* What is asked
Take each line containing "peut" and report it exactly as written.

* Record extracts
╔══

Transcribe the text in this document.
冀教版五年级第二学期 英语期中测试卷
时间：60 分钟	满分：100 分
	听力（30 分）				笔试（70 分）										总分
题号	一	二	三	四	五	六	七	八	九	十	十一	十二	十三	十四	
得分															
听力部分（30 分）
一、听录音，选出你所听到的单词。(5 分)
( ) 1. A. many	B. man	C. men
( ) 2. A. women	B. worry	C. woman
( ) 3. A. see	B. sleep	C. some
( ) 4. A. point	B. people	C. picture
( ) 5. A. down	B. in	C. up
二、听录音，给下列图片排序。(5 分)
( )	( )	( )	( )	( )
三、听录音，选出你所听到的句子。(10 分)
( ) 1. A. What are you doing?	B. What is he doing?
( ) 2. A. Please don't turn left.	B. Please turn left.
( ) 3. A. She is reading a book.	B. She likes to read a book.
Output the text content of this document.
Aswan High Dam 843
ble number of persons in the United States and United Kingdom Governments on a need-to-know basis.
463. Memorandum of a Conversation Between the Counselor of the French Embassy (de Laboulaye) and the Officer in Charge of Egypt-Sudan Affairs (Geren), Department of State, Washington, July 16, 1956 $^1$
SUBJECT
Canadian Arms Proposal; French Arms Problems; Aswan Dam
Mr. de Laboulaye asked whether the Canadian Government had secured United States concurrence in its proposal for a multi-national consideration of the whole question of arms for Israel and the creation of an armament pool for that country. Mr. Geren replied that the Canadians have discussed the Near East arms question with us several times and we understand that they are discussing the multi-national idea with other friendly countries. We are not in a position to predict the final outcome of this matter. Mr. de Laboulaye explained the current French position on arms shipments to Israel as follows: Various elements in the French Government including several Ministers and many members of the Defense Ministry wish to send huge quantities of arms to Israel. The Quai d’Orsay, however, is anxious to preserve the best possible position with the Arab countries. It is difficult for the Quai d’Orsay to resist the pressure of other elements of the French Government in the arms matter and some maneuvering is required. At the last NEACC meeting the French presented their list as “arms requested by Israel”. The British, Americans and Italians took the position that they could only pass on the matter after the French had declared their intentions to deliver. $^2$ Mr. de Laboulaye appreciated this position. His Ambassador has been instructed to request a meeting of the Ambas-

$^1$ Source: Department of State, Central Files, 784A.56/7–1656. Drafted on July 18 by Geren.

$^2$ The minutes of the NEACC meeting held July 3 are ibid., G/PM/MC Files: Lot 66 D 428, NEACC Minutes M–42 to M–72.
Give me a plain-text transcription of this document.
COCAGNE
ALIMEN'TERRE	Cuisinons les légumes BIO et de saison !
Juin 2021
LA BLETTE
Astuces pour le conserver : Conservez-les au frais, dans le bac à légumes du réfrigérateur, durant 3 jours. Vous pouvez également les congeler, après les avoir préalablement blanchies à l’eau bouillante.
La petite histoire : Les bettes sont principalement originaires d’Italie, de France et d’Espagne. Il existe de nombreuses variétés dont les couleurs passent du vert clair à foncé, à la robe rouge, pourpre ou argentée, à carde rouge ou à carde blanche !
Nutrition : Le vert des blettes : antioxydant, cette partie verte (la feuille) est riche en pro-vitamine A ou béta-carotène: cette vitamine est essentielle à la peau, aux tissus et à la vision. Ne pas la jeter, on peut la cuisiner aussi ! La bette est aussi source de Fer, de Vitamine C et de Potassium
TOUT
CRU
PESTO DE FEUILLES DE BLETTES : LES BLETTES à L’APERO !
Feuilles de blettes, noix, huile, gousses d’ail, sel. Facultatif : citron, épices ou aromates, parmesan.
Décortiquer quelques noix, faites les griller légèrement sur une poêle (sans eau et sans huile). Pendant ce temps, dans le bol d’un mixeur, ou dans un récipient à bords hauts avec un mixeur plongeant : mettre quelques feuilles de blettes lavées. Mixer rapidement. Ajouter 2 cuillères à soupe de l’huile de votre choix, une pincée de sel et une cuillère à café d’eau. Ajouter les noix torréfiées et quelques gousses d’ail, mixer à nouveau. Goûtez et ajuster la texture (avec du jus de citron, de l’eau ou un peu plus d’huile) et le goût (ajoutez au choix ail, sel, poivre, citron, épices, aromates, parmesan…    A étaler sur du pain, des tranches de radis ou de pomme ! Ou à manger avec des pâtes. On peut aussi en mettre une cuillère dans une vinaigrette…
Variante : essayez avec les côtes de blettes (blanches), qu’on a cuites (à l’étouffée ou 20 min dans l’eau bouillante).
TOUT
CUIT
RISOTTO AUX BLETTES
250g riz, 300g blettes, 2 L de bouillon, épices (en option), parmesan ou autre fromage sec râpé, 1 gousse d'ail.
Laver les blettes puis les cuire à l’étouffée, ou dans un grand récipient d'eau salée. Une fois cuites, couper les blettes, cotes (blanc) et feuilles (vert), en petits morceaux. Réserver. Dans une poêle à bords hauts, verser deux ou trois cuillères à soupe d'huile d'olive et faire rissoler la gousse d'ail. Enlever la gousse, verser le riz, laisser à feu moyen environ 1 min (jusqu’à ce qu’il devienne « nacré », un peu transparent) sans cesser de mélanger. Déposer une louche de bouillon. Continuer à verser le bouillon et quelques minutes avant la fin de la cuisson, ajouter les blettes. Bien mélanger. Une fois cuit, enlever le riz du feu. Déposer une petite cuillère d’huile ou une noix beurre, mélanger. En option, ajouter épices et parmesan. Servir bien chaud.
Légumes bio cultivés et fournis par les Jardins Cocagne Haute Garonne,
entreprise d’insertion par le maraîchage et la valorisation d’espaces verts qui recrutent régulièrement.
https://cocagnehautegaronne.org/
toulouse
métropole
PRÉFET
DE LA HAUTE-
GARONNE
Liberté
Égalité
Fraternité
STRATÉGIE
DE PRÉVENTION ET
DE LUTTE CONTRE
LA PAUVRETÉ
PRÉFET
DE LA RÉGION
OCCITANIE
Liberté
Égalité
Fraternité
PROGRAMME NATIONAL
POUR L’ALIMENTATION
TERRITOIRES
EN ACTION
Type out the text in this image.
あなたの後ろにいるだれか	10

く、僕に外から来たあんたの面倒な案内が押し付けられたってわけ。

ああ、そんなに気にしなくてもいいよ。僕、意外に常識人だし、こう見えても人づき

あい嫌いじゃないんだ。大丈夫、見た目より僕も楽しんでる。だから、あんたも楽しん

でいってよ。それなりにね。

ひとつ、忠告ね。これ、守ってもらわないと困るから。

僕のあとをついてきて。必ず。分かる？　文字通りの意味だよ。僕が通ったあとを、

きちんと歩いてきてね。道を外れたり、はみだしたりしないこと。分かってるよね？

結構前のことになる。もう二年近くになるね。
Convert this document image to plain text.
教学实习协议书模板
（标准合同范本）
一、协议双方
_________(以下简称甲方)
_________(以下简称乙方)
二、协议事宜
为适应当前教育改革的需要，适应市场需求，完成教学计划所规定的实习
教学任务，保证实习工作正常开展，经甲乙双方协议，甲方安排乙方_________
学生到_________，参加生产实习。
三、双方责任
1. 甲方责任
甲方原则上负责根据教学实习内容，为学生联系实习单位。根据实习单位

╚══

* Task answer
Nutrition : Le vert des blettes : antioxydant, cette partie verte (la feuille) est riche en pro-vitamine A ou béta-carotène: cette vitamine est essentielle à la peau, aux tissus et à la vision. Ne pas la jeter, on peut la cuisiner aussi ! La bette est aussi source de Fer, de Vitamine C et de Potassium
Décortiquer quelques noix, faites les griller légèrement sur une poêle (sans eau et sans huile). Pendant ce temps, dans le bol d’un mixeur, ou dans un récipient à bords hauts avec un mixeur plongeant : mettre quelques feuilles de blettes lavées. Mixer rapidement. Ajouter 2 cuillères à soupe de l’huile de votre choix, une pincée de sel et une cuillère à café d’eau. Ajouter les noix torréfiées et quelques gousses d’ail, mixer à nouveau. Goûtez et ajuster la texture (avec du jus de citron, de l’eau ou un peu plus d’huile) et le goût (ajoutez au choix ail, sel, poivre, citron, épices, aromates, parmesan…    A étaler sur du pain, des tranches de radis ou de pomme ! Ou à manger avec des pâtes. On peut aussi en mettre une cuillère dans une vinaigrette…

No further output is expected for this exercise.